# Working data:
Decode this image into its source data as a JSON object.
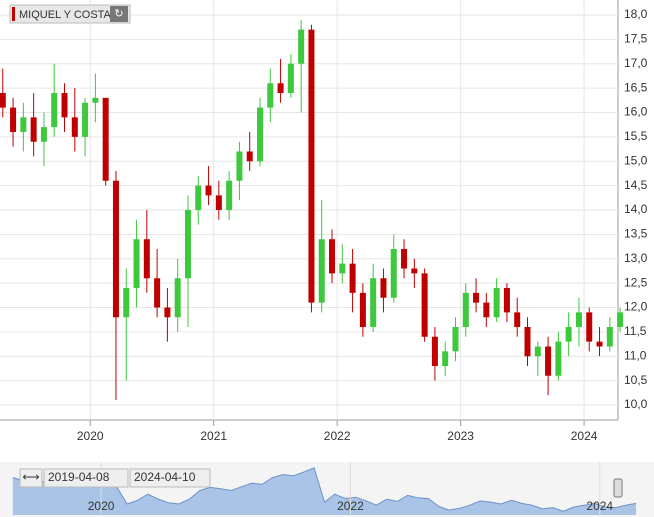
{
  "chart_data": {
    "type": "candlestick",
    "title": "MIQUEL Y COSTA",
    "x": [
      "2019-04",
      "2019-05",
      "2019-06",
      "2019-07",
      "2019-08",
      "2019-09",
      "2019-10",
      "2019-11",
      "2019-12",
      "2020-01",
      "2020-02",
      "2020-03",
      "2020-04",
      "2020-05",
      "2020-06",
      "2020-07",
      "2020-08",
      "2020-09",
      "2020-10",
      "2020-11",
      "2020-12",
      "2021-01",
      "2021-02",
      "2021-03",
      "2021-04",
      "2021-05",
      "2021-06",
      "2021-07",
      "2021-08",
      "2021-09",
      "2021-10",
      "2021-11",
      "2021-12",
      "2022-01",
      "2022-02",
      "2022-03",
      "2022-04",
      "2022-05",
      "2022-06",
      "2022-07",
      "2022-08",
      "2022-09",
      "2022-10",
      "2022-11",
      "2022-12",
      "2023-01",
      "2023-02",
      "2023-03",
      "2023-04",
      "2023-05",
      "2023-06",
      "2023-07",
      "2023-08",
      "2023-09",
      "2023-10",
      "2023-11",
      "2023-12",
      "2024-01",
      "2024-02",
      "2024-03",
      "2024-04"
    ],
    "open": [
      16.4,
      16.1,
      15.6,
      15.9,
      15.4,
      15.7,
      16.4,
      15.9,
      15.5,
      16.2,
      16.3,
      14.6,
      11.8,
      12.4,
      13.4,
      12.6,
      12.0,
      11.8,
      12.6,
      14.0,
      14.5,
      14.3,
      14.0,
      14.6,
      15.2,
      15.0,
      16.1,
      16.6,
      16.4,
      17.0,
      17.7,
      12.1,
      13.4,
      12.7,
      12.9,
      12.3,
      11.6,
      12.6,
      12.2,
      13.2,
      12.8,
      12.7,
      11.4,
      10.8,
      11.1,
      11.6,
      12.3,
      12.1,
      11.8,
      12.4,
      11.9,
      11.6,
      11.0,
      11.2,
      10.6,
      11.3,
      11.6,
      11.9,
      11.3,
      11.2,
      11.6
    ],
    "high": [
      16.9,
      16.3,
      16.2,
      16.4,
      16.0,
      17.0,
      16.6,
      16.5,
      16.3,
      16.8,
      16.3,
      14.8,
      12.8,
      13.8,
      14.0,
      13.2,
      12.4,
      13.0,
      14.3,
      14.7,
      14.9,
      14.6,
      14.8,
      15.4,
      15.6,
      16.3,
      16.9,
      17.1,
      17.2,
      17.9,
      17.8,
      14.2,
      13.6,
      13.3,
      13.2,
      12.5,
      12.9,
      12.8,
      13.5,
      13.4,
      13.0,
      12.8,
      11.6,
      11.3,
      11.8,
      12.5,
      12.6,
      12.3,
      12.6,
      12.5,
      12.2,
      11.8,
      11.3,
      11.4,
      11.5,
      11.9,
      12.2,
      12.0,
      11.6,
      11.8,
      12.0
    ],
    "low": [
      15.9,
      15.3,
      15.2,
      15.1,
      14.9,
      15.5,
      15.6,
      15.2,
      15.1,
      15.8,
      14.5,
      10.1,
      10.5,
      12.0,
      12.3,
      11.8,
      11.3,
      11.5,
      11.6,
      13.7,
      14.1,
      13.8,
      13.8,
      14.2,
      14.8,
      14.9,
      15.8,
      16.2,
      16.3,
      16.0,
      11.9,
      11.9,
      12.5,
      12.5,
      11.9,
      11.4,
      11.5,
      11.9,
      12.1,
      12.6,
      12.4,
      11.3,
      10.5,
      10.6,
      10.9,
      11.4,
      11.9,
      11.6,
      11.7,
      11.7,
      11.4,
      10.8,
      10.6,
      10.2,
      10.5,
      11.0,
      11.2,
      11.1,
      11.0,
      11.1,
      11.5
    ],
    "close": [
      16.1,
      15.6,
      15.9,
      15.4,
      15.7,
      16.4,
      15.9,
      15.5,
      16.2,
      16.3,
      14.6,
      11.8,
      12.4,
      13.4,
      12.6,
      12.0,
      11.8,
      12.6,
      14.0,
      14.5,
      14.3,
      14.0,
      14.6,
      15.2,
      15.0,
      16.1,
      16.6,
      16.4,
      17.0,
      17.7,
      12.1,
      13.4,
      12.7,
      12.9,
      12.3,
      11.6,
      12.6,
      12.2,
      13.2,
      12.8,
      12.7,
      11.4,
      10.8,
      11.1,
      11.6,
      12.3,
      12.1,
      11.8,
      12.4,
      11.9,
      11.6,
      11.0,
      11.2,
      10.6,
      11.3,
      11.6,
      11.9,
      11.3,
      11.2,
      11.6,
      11.9
    ],
    "up_color": "#3ec83e",
    "down_color": "#c00000",
    "ylim": [
      10.0,
      18.0
    ],
    "yticks": [
      {
        "value": 10.0,
        "label": "10,0"
      },
      {
        "value": 10.5,
        "label": "10,5"
      },
      {
        "value": 11.0,
        "label": "11,0"
      },
      {
        "value": 11.5,
        "label": "11,5"
      },
      {
        "value": 12.0,
        "label": "12,0"
      },
      {
        "value": 12.5,
        "label": "12,5"
      },
      {
        "value": 13.0,
        "label": "13,0"
      },
      {
        "value": 13.5,
        "label": "13,5"
      },
      {
        "value": 14.0,
        "label": "14,0"
      },
      {
        "value": 14.5,
        "label": "14,5"
      },
      {
        "value": 15.0,
        "label": "15,0"
      },
      {
        "value": 15.5,
        "label": "15,5"
      },
      {
        "value": 16.0,
        "label": "16,0"
      },
      {
        "value": 16.5,
        "label": "16,5"
      },
      {
        "value": 17.0,
        "label": "17,0"
      },
      {
        "value": 17.5,
        "label": "17,5"
      },
      {
        "value": 18.0,
        "label": "18,0"
      }
    ],
    "xlim": [
      "2019-04-08",
      "2024-04-10"
    ],
    "xticks": [
      {
        "value": "2020-01-01",
        "label": "2020"
      },
      {
        "value": "2021-01-01",
        "label": "2021"
      },
      {
        "value": "2022-01-01",
        "label": "2022"
      },
      {
        "value": "2023-01-01",
        "label": "2023"
      },
      {
        "value": "2024-01-01",
        "label": "2024"
      }
    ],
    "navigator_ticks": [
      {
        "value": "2020-01-01",
        "label": "2020"
      },
      {
        "value": "2022-01-01",
        "label": "2022"
      },
      {
        "value": "2024-01-01",
        "label": "2024"
      }
    ],
    "grid": true
  }
}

# Given request:
Repeat the records in full, exactly as they appear, without the pictures.

# Answer for this exercise:
Decode this image into its source data as a JSON object.
{
  "chart_data": {
    "type": "candlestick",
    "title": "MIQUEL Y COSTA",
    "x": [
      "2019-04",
      "2019-05",
      "2019-06",
      "2019-07",
      "2019-08",
      "2019-09",
      "2019-10",
      "2019-11",
      "2019-12",
      "2020-01",
      "2020-02",
      "2020-03",
      "2020-04",
      "2020-05",
      "2020-06",
      "2020-07",
      "2020-08",
      "2020-09",
      "2020-10",
      "2020-11",
      "2020-12",
      "2021-01",
      "2021-02",
      "2021-03",
      "2021-04",
      "2021-05",
      "2021-06",
      "2021-07",
      "2021-08",
      "2021-09",
      "2021-10",
      "2021-11",
      "2021-12",
      "2022-01",
      "2022-02",
      "2022-03",
      "2022-04",
      "2022-05",
      "2022-06",
      "2022-07",
      "2022-08",
      "2022-09",
      "2022-10",
      "2022-11",
      "2022-12",
      "2023-01",
      "2023-02",
      "2023-03",
      "2023-04",
      "2023-05",
      "2023-06",
      "2023-07",
      "2023-08",
      "2023-09",
      "2023-10",
      "2023-11",
      "2023-12",
      "2024-01",
      "2024-02",
      "2024-03",
      "2024-04"
    ],
    "open": [
      16.4,
      16.1,
      15.6,
      15.9,
      15.4,
      15.7,
      16.4,
      15.9,
      15.5,
      16.2,
      16.3,
      14.6,
      11.8,
      12.4,
      13.4,
      12.6,
      12.0,
      11.8,
      12.6,
      14.0,
      14.5,
      14.3,
      14.0,
      14.6,
      15.2,
      15.0,
      16.1,
      16.6,
      16.4,
      17.0,
      17.7,
      12.1,
      13.4,
      12.7,
      12.9,
      12.3,
      11.6,
      12.6,
      12.2,
      13.2,
      12.8,
      12.7,
      11.4,
      10.8,
      11.1,
      11.6,
      12.3,
      12.1,
      11.8,
      12.4,
      11.9,
      11.6,
      11.0,
      11.2,
      10.6,
      11.3,
      11.6,
      11.9,
      11.3,
      11.2,
      11.6
    ],
    "high": [
      16.9,
      16.3,
      16.2,
      16.4,
      16.0,
      17.0,
      16.6,
      16.5,
      16.3,
      16.8,
      16.3,
      14.8,
      12.8,
      13.8,
      14.0,
      13.2,
      12.4,
      13.0,
      14.3,
      14.7,
      14.9,
      14.6,
      14.8,
      15.4,
      15.6,
      16.3,
      16.9,
      17.1,
      17.2,
      17.9,
      17.8,
      14.2,
      13.6,
      13.3,
      13.2,
      12.5,
      12.9,
      12.8,
      13.5,
      13.4,
      13.0,
      12.8,
      11.6,
      11.3,
      11.8,
      12.5,
      12.6,
      12.3,
      12.6,
      12.5,
      12.2,
      11.8,
      11.3,
      11.4,
      11.5,
      11.9,
      12.2,
      12.0,
      11.6,
      11.8,
      12.0
    ],
    "low": [
      15.9,
      15.3,
      15.2,
      15.1,
      14.9,
      15.5,
      15.6,
      15.2,
      15.1,
      15.8,
      14.5,
      10.1,
      10.5,
      12.0,
      12.3,
      11.8,
      11.3,
      11.5,
      11.6,
      13.7,
      14.1,
      13.8,
      13.8,
      14.2,
      14.8,
      14.9,
      15.8,
      16.2,
      16.3,
      16.0,
      11.9,
      11.9,
      12.5,
      12.5,
      11.9,
      11.4,
      11.5,
      11.9,
      12.1,
      12.6,
      12.4,
      11.3,
      10.5,
      10.6,
      10.9,
      11.4,
      11.9,
      11.6,
      11.7,
      11.7,
      11.4,
      10.8,
      10.6,
      10.2,
      10.5,
      11.0,
      11.2,
      11.1,
      11.0,
      11.1,
      11.5
    ],
    "close": [
      16.1,
      15.6,
      15.9,
      15.4,
      15.7,
      16.4,
      15.9,
      15.5,
      16.2,
      16.3,
      14.6,
      11.8,
      12.4,
      13.4,
      12.6,
      12.0,
      11.8,
      12.6,
      14.0,
      14.5,
      14.3,
      14.0,
      14.6,
      15.2,
      15.0,
      16.1,
      16.6,
      16.4,
      17.0,
      17.7,
      12.1,
      13.4,
      12.7,
      12.9,
      12.3,
      11.6,
      12.6,
      12.2,
      13.2,
      12.8,
      12.7,
      11.4,
      10.8,
      11.1,
      11.6,
      12.3,
      12.1,
      11.8,
      12.4,
      11.9,
      11.6,
      11.0,
      11.2,
      10.6,
      11.3,
      11.6,
      11.9,
      11.3,
      11.2,
      11.6,
      11.9
    ],
    "up_color": "#3ec83e",
    "down_color": "#c00000",
    "ylim": [
      10.0,
      18.0
    ],
    "yticks": [
      {
        "value": 10.0,
        "label": "10,0"
      },
      {
        "value": 10.5,
        "label": "10,5"
      },
      {
        "value": 11.0,
        "label": "11,0"
      },
      {
        "value": 11.5,
        "label": "11,5"
      },
      {
        "value": 12.0,
        "label": "12,0"
      },
      {
        "value": 12.5,
        "label": "12,5"
      },
      {
        "value": 13.0,
        "label": "13,0"
      },
      {
        "value": 13.5,
        "label": "13,5"
      },
      {
        "value": 14.0,
        "label": "14,0"
      },
      {
        "value": 14.5,
        "label": "14,5"
      },
      {
        "value": 15.0,
        "label": "15,0"
      },
      {
        "value": 15.5,
        "label": "15,5"
      },
      {
        "value": 16.0,
        "label": "16,0"
      },
      {
        "value": 16.5,
        "label": "16,5"
      },
      {
        "value": 17.0,
        "label": "17,0"
      },
      {
        "value": 17.5,
        "label": "17,5"
      },
      {
        "value": 18.0,
        "label": "18,0"
      }
    ],
    "xlim": [
      "2019-04-08",
      "2024-04-10"
    ],
    "xticks": [
      {
        "value": "2020-01-01",
        "label": "2020"
      },
      {
        "value": "2021-01-01",
        "label": "2021"
      },
      {
        "value": "2022-01-01",
        "label": "2022"
      },
      {
        "value": "2023-01-01",
        "label": "2023"
      },
      {
        "value": "2024-01-01",
        "label": "2024"
      }
    ],
    "navigator_ticks": [
      {
        "value": "2020-01-01",
        "label": "2020"
      },
      {
        "value": "2022-01-01",
        "label": "2022"
      },
      {
        "value": "2024-01-01",
        "label": "2024"
      }
    ],
    "grid": true
  }
}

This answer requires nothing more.